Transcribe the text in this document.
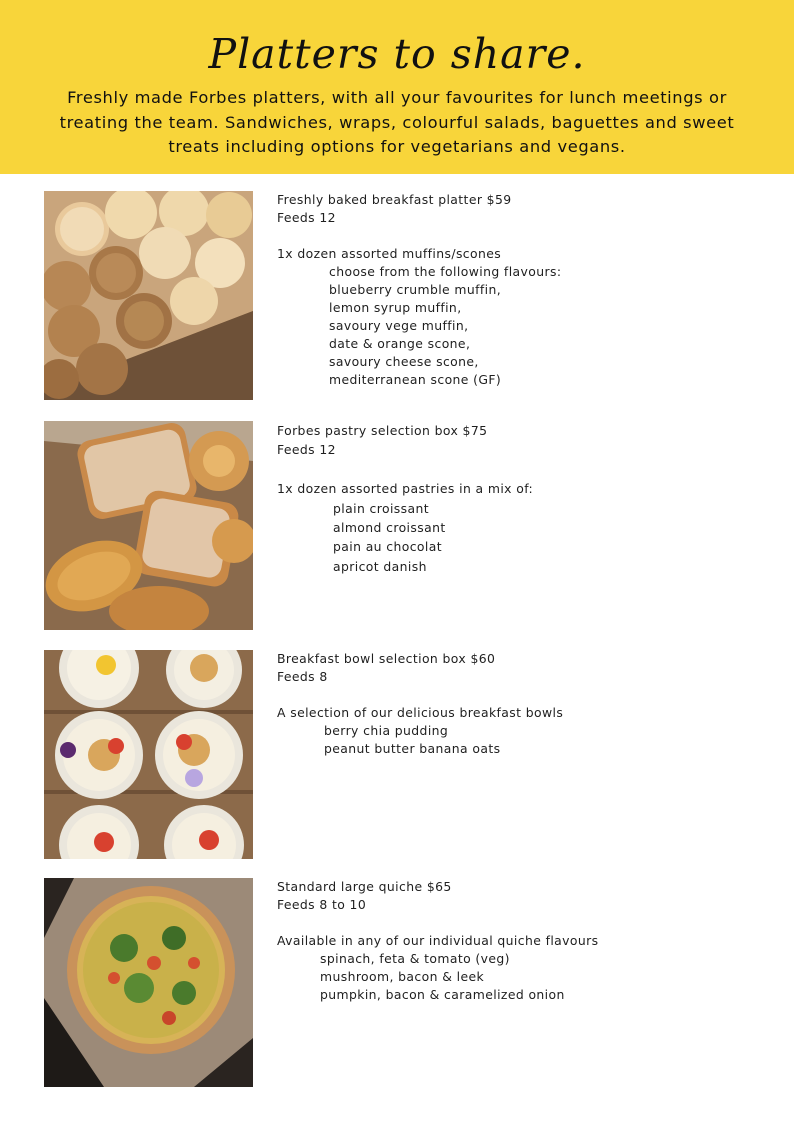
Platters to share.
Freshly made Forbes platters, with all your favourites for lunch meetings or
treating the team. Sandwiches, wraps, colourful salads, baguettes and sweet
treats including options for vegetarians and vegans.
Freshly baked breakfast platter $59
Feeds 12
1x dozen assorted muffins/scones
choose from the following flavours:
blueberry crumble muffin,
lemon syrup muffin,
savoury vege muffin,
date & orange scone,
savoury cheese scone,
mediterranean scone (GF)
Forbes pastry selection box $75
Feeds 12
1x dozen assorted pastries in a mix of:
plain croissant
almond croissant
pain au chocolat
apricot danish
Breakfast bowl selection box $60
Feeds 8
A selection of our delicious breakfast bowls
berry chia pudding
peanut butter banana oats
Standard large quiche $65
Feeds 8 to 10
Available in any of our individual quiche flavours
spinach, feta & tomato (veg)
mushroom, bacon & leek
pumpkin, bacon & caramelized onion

→ GOAL OF THE EXERCISE
Write the entries above out in full, exactly, with no images.

→ WRITTEN RESPONSE
Transcribe the text in this document.
Platters to share.
Freshly made Forbes platters, with all your favourites for lunch meetings or
treating the team. Sandwiches, wraps, colourful salads, baguettes and sweet
treats including options for vegetarians and vegans.
Freshly baked breakfast platter $59
Feeds 12
1x dozen assorted muffins/scones
choose from the following flavours:
blueberry crumble muffin,
lemon syrup muffin,
savoury vege muffin,
date & orange scone,
savoury cheese scone,
mediterranean scone (GF)
Forbes pastry selection box $75
Feeds 12
1x dozen assorted pastries in a mix of:
plain croissant
almond croissant
pain au chocolat
apricot danish
Breakfast bowl selection box $60
Feeds 8
A selection of our delicious breakfast bowls
berry chia pudding
peanut butter banana oats
Standard large quiche $65
Feeds 8 to 10
Available in any of our individual quiche flavours
spinach, feta & tomato (veg)
mushroom, bacon & leek
pumpkin, bacon & caramelized onion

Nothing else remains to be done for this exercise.